• [WORK INSTRUCTIONS] Could you write out the records below exactly as they appear?

• [GIVEN DATA]
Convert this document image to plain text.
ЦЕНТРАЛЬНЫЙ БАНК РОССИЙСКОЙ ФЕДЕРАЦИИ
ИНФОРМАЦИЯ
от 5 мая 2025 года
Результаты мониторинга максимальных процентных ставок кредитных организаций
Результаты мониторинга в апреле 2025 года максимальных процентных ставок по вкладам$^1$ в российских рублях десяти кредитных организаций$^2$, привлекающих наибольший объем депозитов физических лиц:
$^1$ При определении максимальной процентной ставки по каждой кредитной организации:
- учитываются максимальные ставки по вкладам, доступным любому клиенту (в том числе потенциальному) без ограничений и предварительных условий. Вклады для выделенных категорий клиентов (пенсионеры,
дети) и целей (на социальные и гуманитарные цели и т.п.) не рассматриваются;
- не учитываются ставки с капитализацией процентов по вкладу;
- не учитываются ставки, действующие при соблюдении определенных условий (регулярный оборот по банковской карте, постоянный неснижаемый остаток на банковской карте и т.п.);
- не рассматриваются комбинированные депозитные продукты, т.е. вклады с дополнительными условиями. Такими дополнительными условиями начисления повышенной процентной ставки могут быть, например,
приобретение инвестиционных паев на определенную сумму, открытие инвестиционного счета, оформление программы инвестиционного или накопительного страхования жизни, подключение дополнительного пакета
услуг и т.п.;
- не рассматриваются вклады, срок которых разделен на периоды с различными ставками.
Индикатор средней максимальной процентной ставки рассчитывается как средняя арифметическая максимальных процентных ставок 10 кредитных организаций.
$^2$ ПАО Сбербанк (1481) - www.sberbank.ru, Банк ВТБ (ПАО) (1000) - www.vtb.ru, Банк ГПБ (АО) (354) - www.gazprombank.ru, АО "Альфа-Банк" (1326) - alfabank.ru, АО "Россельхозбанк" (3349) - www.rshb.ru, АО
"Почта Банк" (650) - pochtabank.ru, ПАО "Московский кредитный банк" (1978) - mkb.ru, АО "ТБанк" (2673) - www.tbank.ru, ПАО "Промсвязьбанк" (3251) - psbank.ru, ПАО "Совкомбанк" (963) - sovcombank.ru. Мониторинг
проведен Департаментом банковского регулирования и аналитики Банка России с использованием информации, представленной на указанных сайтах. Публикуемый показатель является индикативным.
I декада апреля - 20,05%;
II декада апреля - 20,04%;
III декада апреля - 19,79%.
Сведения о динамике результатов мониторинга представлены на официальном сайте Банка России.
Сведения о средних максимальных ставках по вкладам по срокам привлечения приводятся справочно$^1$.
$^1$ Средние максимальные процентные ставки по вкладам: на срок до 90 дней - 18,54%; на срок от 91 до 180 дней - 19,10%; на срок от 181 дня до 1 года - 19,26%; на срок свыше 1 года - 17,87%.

• [SOLUTION TO THIS EXERCISE]
Convert this document image to plain text.
ЦЕНТРАЛЬНЫЙ БАНК РОССИЙСКОЙ ФЕДЕРАЦИИ
ИНФОРМАЦИЯ
от 5 мая 2025 года
Результаты мониторинга максимальных процентных ставок кредитных организаций
Результаты мониторинга в апреле 2025 года максимальных процентных ставок по вкладам$^1$ в российских рублях десяти кредитных организаций$^2$, привлекающих наибольший объем депозитов физических лиц:
$^1$ При определении максимальной процентной ставки по каждой кредитной организации:
- учитываются максимальные ставки по вкладам, доступным любому клиенту (в том числе потенциальному) без ограничений и предварительных условий. Вклады для выделенных категорий клиентов (пенсионеры,
дети) и целей (на социальные и гуманитарные цели и т.п.) не рассматриваются;
- не учитываются ставки с капитализацией процентов по вкладу;
- не учитываются ставки, действующие при соблюдении определенных условий (регулярный оборот по банковской карте, постоянный неснижаемый остаток на банковской карте и т.п.);
- не рассматриваются комбинированные депозитные продукты, т.е. вклады с дополнительными условиями. Такими дополнительными условиями начисления повышенной процентной ставки могут быть, например,
приобретение инвестиционных паев на определенную сумму, открытие инвестиционного счета, оформление программы инвестиционного или накопительного страхования жизни, подключение дополнительного пакета
услуг и т.п.;
- не рассматриваются вклады, срок которых разделен на периоды с различными ставками.
Индикатор средней максимальной процентной ставки рассчитывается как средняя арифметическая максимальных процентных ставок 10 кредитных организаций.
$^2$ ПАО Сбербанк (1481) - www.sberbank.ru, Банк ВТБ (ПАО) (1000) - www.vtb.ru, Банк ГПБ (АО) (354) - www.gazprombank.ru, АО "Альфа-Банк" (1326) - alfabank.ru, АО "Россельхозбанк" (3349) - www.rshb.ru, АО
"Почта Банк" (650) - pochtabank.ru, ПАО "Московский кредитный банк" (1978) - mkb.ru, АО "ТБанк" (2673) - www.tbank.ru, ПАО "Промсвязьбанк" (3251) - psbank.ru, ПАО "Совкомбанк" (963) - sovcombank.ru. Мониторинг
проведен Департаментом банковского регулирования и аналитики Банка России с использованием информации, представленной на указанных сайтах. Публикуемый показатель является индикативным.
I декада апреля - 20,05%;
II декада апреля - 20,04%;
III декада апреля - 19,79%.
Сведения о динамике результатов мониторинга представлены на официальном сайте Банка России.
Сведения о средних максимальных ставках по вкладам по срокам привлечения приводятся справочно$^1$.
$^1$ Средние максимальные процентные ставки по вкладам: на срок до 90 дней - 18,54%; на срок от 91 до 180 дней - 19,10%; на срок от 181 дня до 1 года - 19,26%; на срок свыше 1 года - 17,87%.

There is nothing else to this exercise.